> WHAT THE TASK REQUIRES
Transcribe each line of the material as it is, and drop any picture.

> Collection entries
— start —

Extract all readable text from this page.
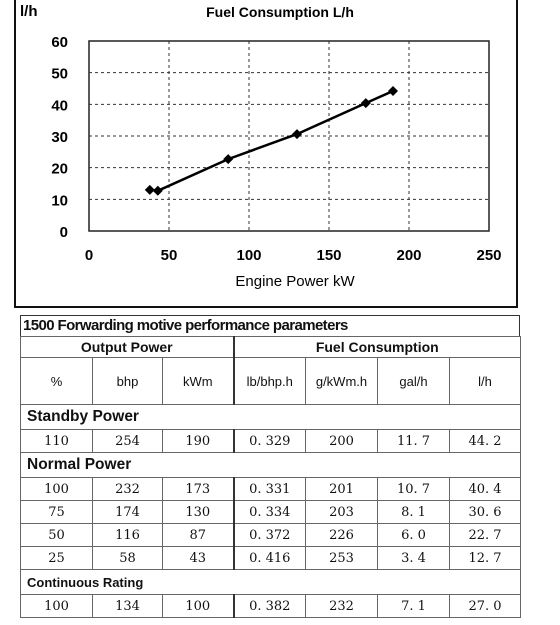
Fuel Consumption L/h
l/h
Engine Power kW
0
10
20
30
40
50
60
0	50	100	150	200	250
1500 Forwarding motive performance parameters
Output Power			Fuel Consumption			
%	bhp	kWm	lb/bhp.h	g/kWm.h	gal/h	l/h
Standby Power						
110	254	190	0. 329	200	11. 7	44. 2
Normal Power						
100	232	173	0. 331	201	10. 7	40. 4
75	174	130	0. 334	203	8. 1	30. 6
50	116	87	0. 372	226	6. 0	22. 7
25	58	43	0. 416	253	3. 4	12. 7
Continuous Rating						
100	134	100	0. 382	232	7. 1	27. 0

— end —

> COMPLETE ANSWER
Extract all readable text from this page.
Fuel Consumption L/h
l/h
Engine Power kW
0
10
20
30
40
50
60
0	50	100	150	200	250
1500 Forwarding motive performance parameters
Output Power			Fuel Consumption			
%	bhp	kWm	lb/bhp.h	g/kWm.h	gal/h	l/h
Standby Power						
110	254	190	0. 329	200	11. 7	44. 2
Normal Power						
100	232	173	0. 331	201	10. 7	40. 4
75	174	130	0. 334	203	8. 1	30. 6
50	116	87	0. 372	226	6. 0	22. 7
25	58	43	0. 416	253	3. 4	12. 7
Continuous Rating						
100	134	100	0. 382	232	7. 1	27. 0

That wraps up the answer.